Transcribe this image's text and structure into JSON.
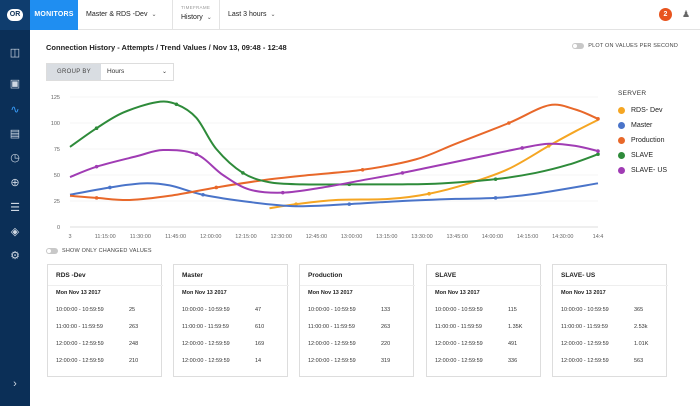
{
  "app": {
    "logo_text": "OR",
    "tab_monitors": "MONITORS",
    "source_select": "Master & RDS -Dev",
    "timeframe_label": "TIMEFRAME",
    "timeframe_value": "History",
    "range_select": "Last 3 hours",
    "notification_count": "2"
  },
  "sidebar": {
    "icons": [
      "database-icon",
      "monitor-icon",
      "activity-icon",
      "document-icon",
      "clock-icon",
      "search-zoom-icon",
      "sliders-icon",
      "layers-icon",
      "settings-icon",
      "expand-icon"
    ]
  },
  "panel": {
    "plot_toggle_label": "PLOT ON VALUES PER SECOND",
    "group_by_label": "GROUP BY",
    "group_by_value": "Hours",
    "changed_toggle_label": "SHOW ONLY CHANGED VALUES"
  },
  "chart_data": {
    "type": "line",
    "title": "Connection History - Attempts / Trend Values / Nov 13, 09:48 - 12:48",
    "xlabel": "",
    "ylabel": "",
    "ylim": [
      0,
      125
    ],
    "yticks": [
      "0",
      "25",
      "50",
      "75",
      "100",
      "125"
    ],
    "xticks": [
      "3",
      "11:15:00",
      "11:30:00",
      "11:45:00",
      "12:00:00",
      "12:15:00",
      "12:30:00",
      "12:45:00",
      "13:00:00",
      "13:15:00",
      "13:30:00",
      "13:45:00",
      "14:00:00",
      "14:15:00",
      "14:30:00",
      "14:4"
    ],
    "grid": true,
    "legend_title": "SERVER",
    "legend_position": "right",
    "series": [
      {
        "name": "RDS- Dev",
        "color": "#f5a623",
        "points": [
          [
            12.3,
            18
          ],
          [
            12.5,
            22
          ],
          [
            12.8,
            26
          ],
          [
            13.2,
            27
          ],
          [
            13.5,
            32
          ],
          [
            13.8,
            42
          ],
          [
            14.1,
            56
          ],
          [
            14.4,
            78
          ],
          [
            14.6,
            92
          ],
          [
            14.77,
            103
          ]
        ]
      },
      {
        "name": "Master",
        "color": "#4a74c9",
        "points": [
          [
            10.8,
            31
          ],
          [
            11.1,
            38
          ],
          [
            11.35,
            42
          ],
          [
            11.55,
            40
          ],
          [
            11.8,
            31
          ],
          [
            12.15,
            24
          ],
          [
            12.5,
            20
          ],
          [
            12.9,
            22
          ],
          [
            13.3,
            25
          ],
          [
            13.7,
            27
          ],
          [
            14.0,
            28
          ],
          [
            14.3,
            32
          ],
          [
            14.77,
            42
          ]
        ]
      },
      {
        "name": "Production",
        "color": "#e8682a",
        "points": [
          [
            10.8,
            30
          ],
          [
            11.0,
            28
          ],
          [
            11.25,
            26
          ],
          [
            11.55,
            30
          ],
          [
            11.9,
            38
          ],
          [
            12.25,
            45
          ],
          [
            12.6,
            50
          ],
          [
            13.0,
            55
          ],
          [
            13.4,
            65
          ],
          [
            13.7,
            80
          ],
          [
            14.1,
            100
          ],
          [
            14.4,
            117
          ],
          [
            14.6,
            113
          ],
          [
            14.77,
            104
          ]
        ]
      },
      {
        "name": "SLAVE",
        "color": "#2e8b3a",
        "points": [
          [
            10.8,
            77
          ],
          [
            11.0,
            95
          ],
          [
            11.2,
            110
          ],
          [
            11.45,
            120
          ],
          [
            11.6,
            118
          ],
          [
            11.75,
            105
          ],
          [
            11.9,
            75
          ],
          [
            12.1,
            52
          ],
          [
            12.3,
            43
          ],
          [
            12.55,
            41
          ],
          [
            12.9,
            41
          ],
          [
            13.3,
            41
          ],
          [
            13.6,
            42
          ],
          [
            14.0,
            46
          ],
          [
            14.3,
            52
          ],
          [
            14.55,
            60
          ],
          [
            14.77,
            70
          ]
        ]
      },
      {
        "name": "SLAVE- US",
        "color": "#a03cb4",
        "points": [
          [
            10.8,
            48
          ],
          [
            11.0,
            58
          ],
          [
            11.3,
            68
          ],
          [
            11.5,
            74
          ],
          [
            11.75,
            70
          ],
          [
            11.95,
            50
          ],
          [
            12.15,
            36
          ],
          [
            12.4,
            33
          ],
          [
            12.7,
            38
          ],
          [
            13.0,
            45
          ],
          [
            13.3,
            52
          ],
          [
            13.6,
            60
          ],
          [
            13.9,
            68
          ],
          [
            14.2,
            76
          ],
          [
            14.4,
            80
          ],
          [
            14.6,
            78
          ],
          [
            14.77,
            73
          ]
        ]
      }
    ]
  },
  "cards": [
    {
      "title": "RDS -Dev",
      "date": "Mon Nov 13 2017",
      "rows": [
        [
          "10:00:00 - 10:59:59",
          "25"
        ],
        [
          "11:00:00 - 11:59:59",
          "263"
        ],
        [
          "12:00:00 - 12:59:59",
          "248"
        ],
        [
          "12:00:00 - 12:59:59",
          "210"
        ]
      ]
    },
    {
      "title": "Master",
      "date": "Mon Nov 13 2017",
      "rows": [
        [
          "10:00:00 - 10:59:59",
          "47"
        ],
        [
          "11:00:00 - 11:59:59",
          "610"
        ],
        [
          "12:00:00 - 12:59:59",
          "169"
        ],
        [
          "12:00:00 - 12:59:59",
          "14"
        ]
      ]
    },
    {
      "title": "Production",
      "date": "Mon Nov 13 2017",
      "rows": [
        [
          "10:00:00 - 10:59:59",
          "133"
        ],
        [
          "11:00:00 - 11:59:59",
          "263"
        ],
        [
          "12:00:00 - 12:59:59",
          "220"
        ],
        [
          "12:00:00 - 12:59:59",
          "319"
        ]
      ]
    },
    {
      "title": "SLAVE",
      "date": "Mon Nov 13 2017",
      "rows": [
        [
          "10:00:00 - 10:59:59",
          "115"
        ],
        [
          "11:00:00 - 11:59:59",
          "1.35K"
        ],
        [
          "12:00:00 - 12:59:59",
          "491"
        ],
        [
          "12:00:00 - 12:59:59",
          "336"
        ]
      ]
    },
    {
      "title": "SLAVE- US",
      "date": "Mon Nov 13 2017",
      "rows": [
        [
          "10:00:00 - 10:59:59",
          "365"
        ],
        [
          "11:00:00 - 11:59:59",
          "2.53k"
        ],
        [
          "12:00:00 - 12:59:59",
          "1.01K"
        ],
        [
          "12:00:00 - 12:59:59",
          "563"
        ]
      ]
    }
  ]
}
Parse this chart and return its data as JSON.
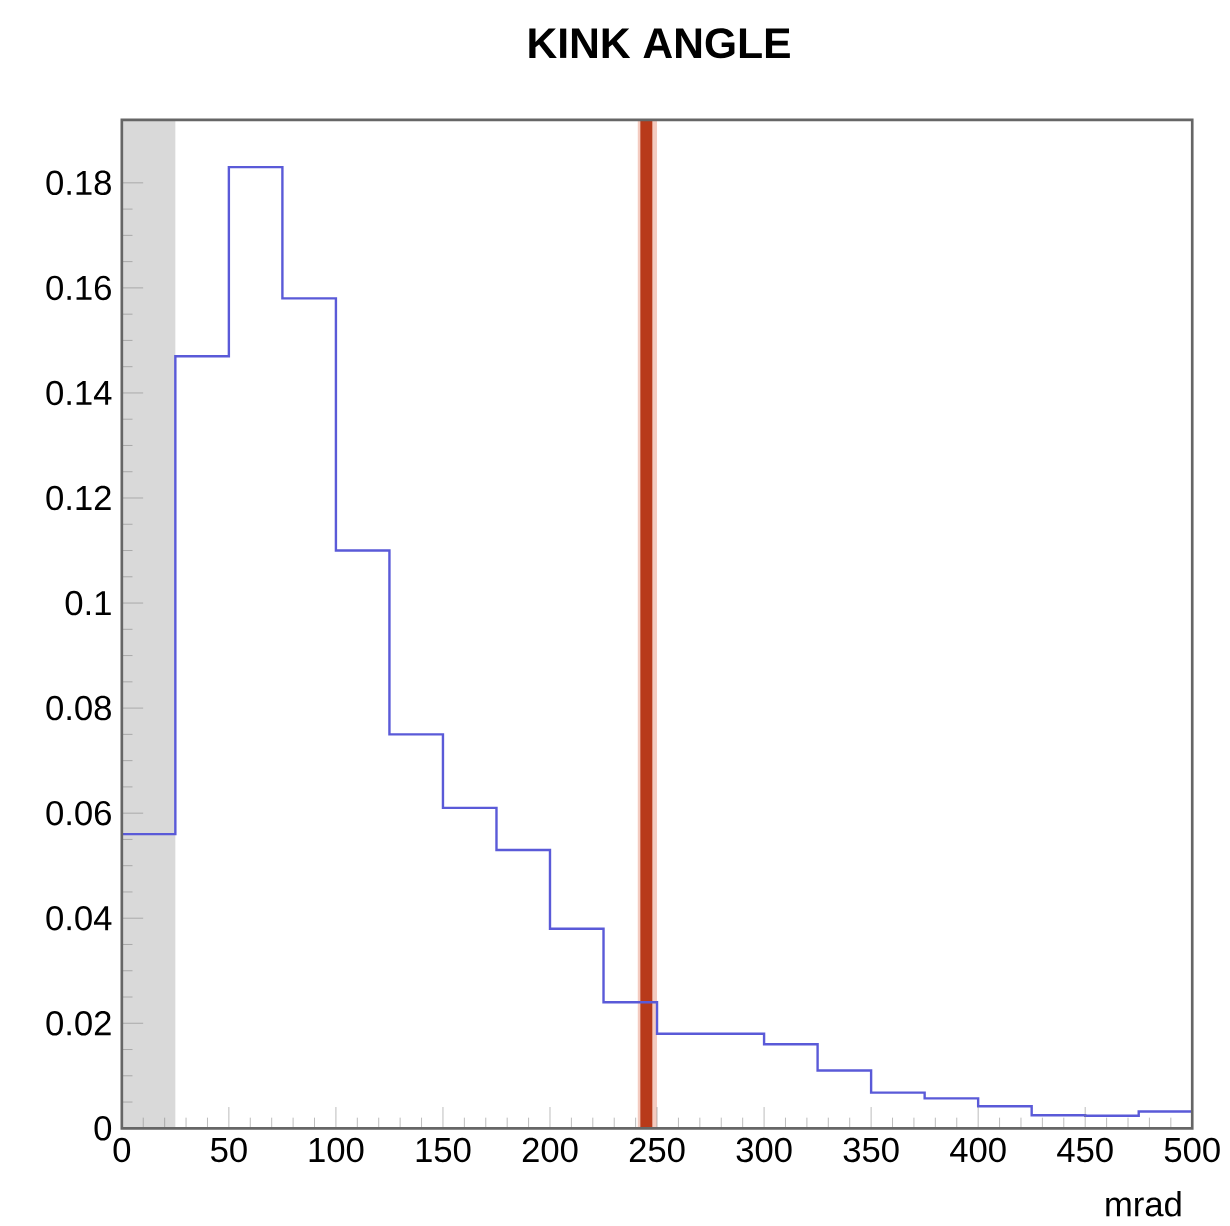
{
  "chart_data": {
    "type": "histogram",
    "title": "KINK ANGLE",
    "xlabel": "mrad",
    "bins": [
      0,
      25,
      50,
      75,
      100,
      125,
      150,
      175,
      200,
      225,
      250,
      275,
      300,
      325,
      350,
      375,
      400,
      425,
      450,
      475,
      500
    ],
    "values": [
      0.056,
      0.147,
      0.183,
      0.158,
      0.11,
      0.075,
      0.061,
      0.053,
      0.038,
      0.024,
      0.018,
      0.018,
      0.016,
      0.011,
      0.0068,
      0.0057,
      0.0042,
      0.0025,
      0.0024,
      0.0032
    ],
    "color": "#5a5ad8",
    "xlim": [
      0,
      500
    ],
    "xticks": [
      0,
      50,
      100,
      150,
      200,
      250,
      300,
      350,
      400,
      450,
      500
    ],
    "ylim": [
      0,
      0.192
    ],
    "yticks": [
      0,
      0.02,
      0.04,
      0.06,
      0.08,
      0.1,
      0.12,
      0.14,
      0.16,
      0.18
    ],
    "bands": [
      {
        "axis": "x",
        "from": 0,
        "to": 25,
        "color": "#d9d9d9"
      },
      {
        "axis": "x",
        "from": 241,
        "to": 250,
        "color": "#f4cbc0"
      }
    ],
    "ref_lines": [
      {
        "axis": "x",
        "value": 245,
        "color": "#b83a1a"
      }
    ],
    "grid": false
  }
}
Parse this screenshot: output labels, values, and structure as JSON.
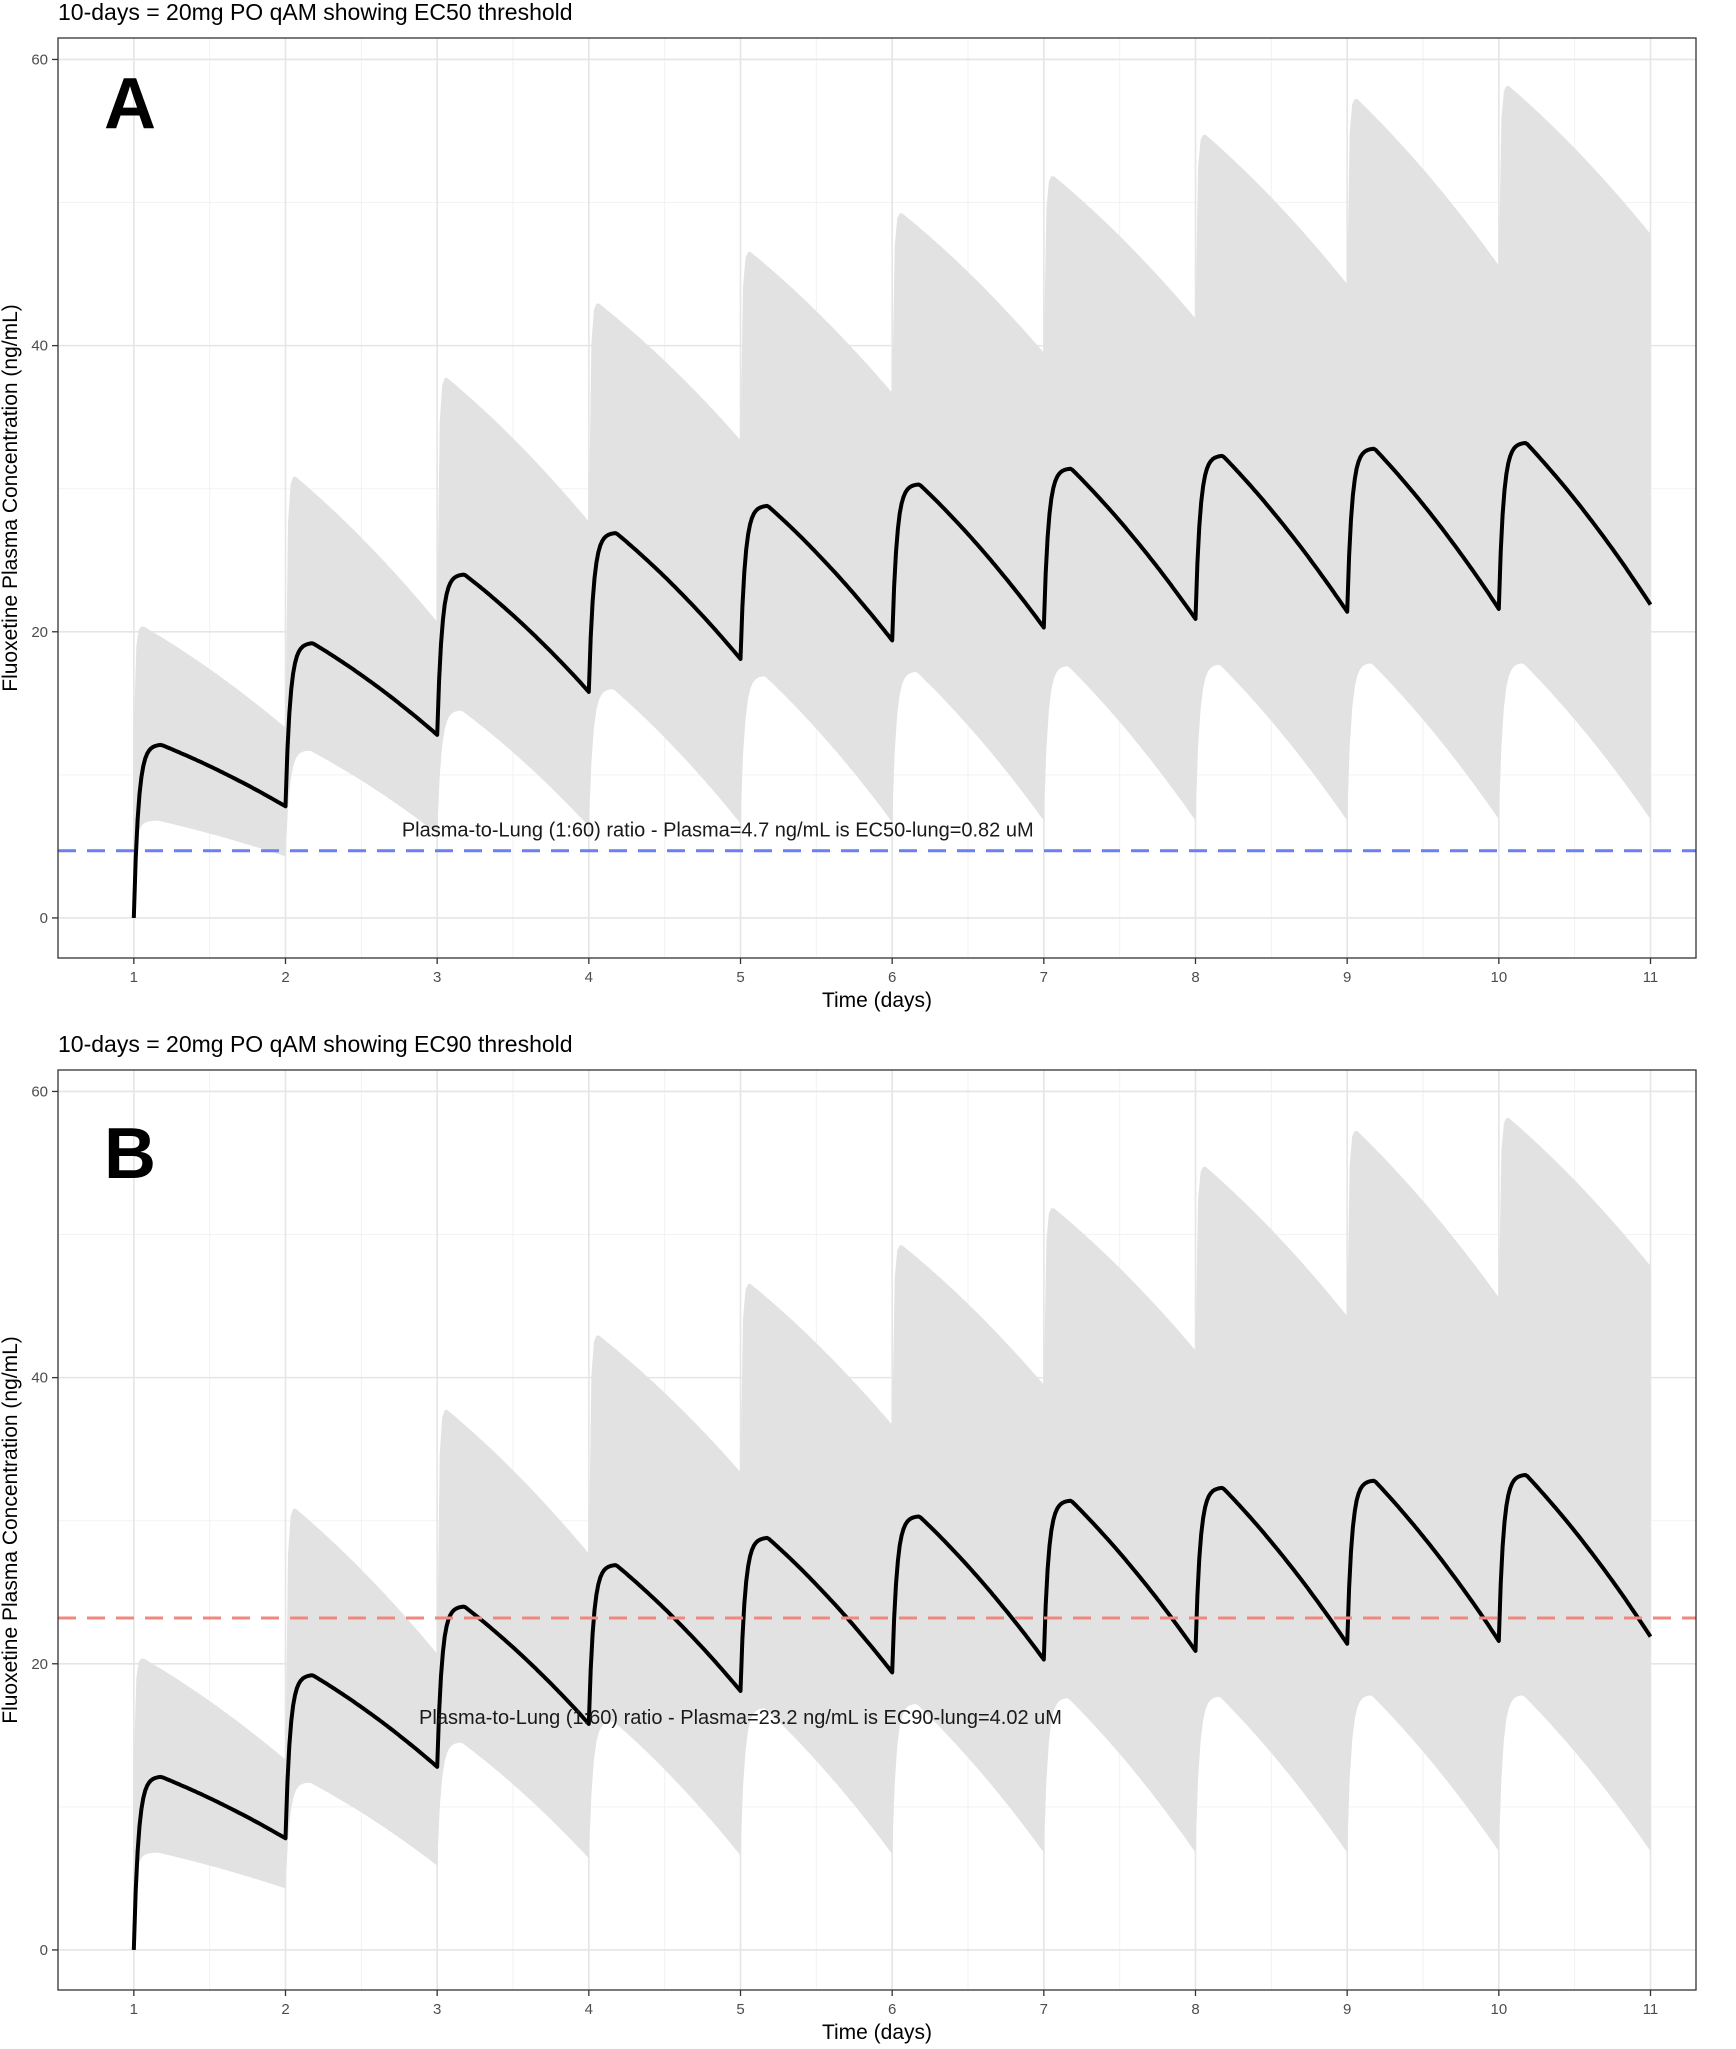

WHAT IS REQUIRED: Show every line from the listing above in which the string "Parse" appears.

TASK ANSWER:
Parse this chart and return its data as JSON.
Parse this screenshot: output labels, values, and structure as JSON.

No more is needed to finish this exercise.